Copy out every record precisely.

[Records]
****
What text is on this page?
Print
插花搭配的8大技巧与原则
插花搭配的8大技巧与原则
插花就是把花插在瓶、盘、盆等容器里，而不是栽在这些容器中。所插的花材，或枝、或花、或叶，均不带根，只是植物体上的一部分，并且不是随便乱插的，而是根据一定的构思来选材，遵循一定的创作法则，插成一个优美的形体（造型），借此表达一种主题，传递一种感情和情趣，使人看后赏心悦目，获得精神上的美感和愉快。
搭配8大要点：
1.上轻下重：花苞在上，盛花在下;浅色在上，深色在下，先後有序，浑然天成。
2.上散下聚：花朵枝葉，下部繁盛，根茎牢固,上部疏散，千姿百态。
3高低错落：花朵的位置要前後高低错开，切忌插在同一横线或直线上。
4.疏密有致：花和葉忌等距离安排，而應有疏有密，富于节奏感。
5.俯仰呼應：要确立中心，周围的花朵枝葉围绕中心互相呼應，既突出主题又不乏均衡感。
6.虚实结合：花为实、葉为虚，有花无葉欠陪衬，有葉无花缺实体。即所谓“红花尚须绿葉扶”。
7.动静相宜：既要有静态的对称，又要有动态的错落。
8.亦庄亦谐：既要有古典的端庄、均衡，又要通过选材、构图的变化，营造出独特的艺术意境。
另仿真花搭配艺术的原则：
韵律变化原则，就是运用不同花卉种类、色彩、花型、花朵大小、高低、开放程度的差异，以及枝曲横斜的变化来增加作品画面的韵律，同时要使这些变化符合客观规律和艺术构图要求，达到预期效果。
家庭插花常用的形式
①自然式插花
****
### Full answer
What text is on this page?
Print
插花搭配的8大技巧与原则
插花搭配的8大技巧与原则
插花就是把花插在瓶、盘、盆等容器里，而不是栽在这些容器中。所插的花材，或枝、或花、或叶，均不带根，只是植物体上的一部分，并且不是随便乱插的，而是根据一定的构思来选材，遵循一定的创作法则，插成一个优美的形体（造型），借此表达一种主题，传递一种感情和情趣，使人看后赏心悦目，获得精神上的美感和愉快。
搭配8大要点：
1.上轻下重：花苞在上，盛花在下;浅色在上，深色在下，先後有序，浑然天成。
2.上散下聚：花朵枝葉，下部繁盛，根茎牢固,上部疏散，千姿百态。
3高低错落：花朵的位置要前後高低错开，切忌插在同一横线或直线上。
4.疏密有致：花和葉忌等距离安排，而應有疏有密，富于节奏感。
5.俯仰呼應：要确立中心，周围的花朵枝葉围绕中心互相呼應，既突出主题又不乏均衡感。
6.虚实结合：花为实、葉为虚，有花无葉欠陪衬，有葉无花缺实体。即所谓“红花尚须绿葉扶”。
7.动静相宜：既要有静态的对称，又要有动态的错落。
8.亦庄亦谐：既要有古典的端庄、均衡，又要通过选材、构图的变化，营造出独特的艺术意境。
另仿真花搭配艺术的原则：
韵律变化原则，就是运用不同花卉种类、色彩、花型、花朵大小、高低、开放程度的差异，以及枝曲横斜的变化来增加作品画面的韵律，同时要使这些变化符合客观规律和艺术构图要求，达到预期效果。
家庭插花常用的形式
①自然式插花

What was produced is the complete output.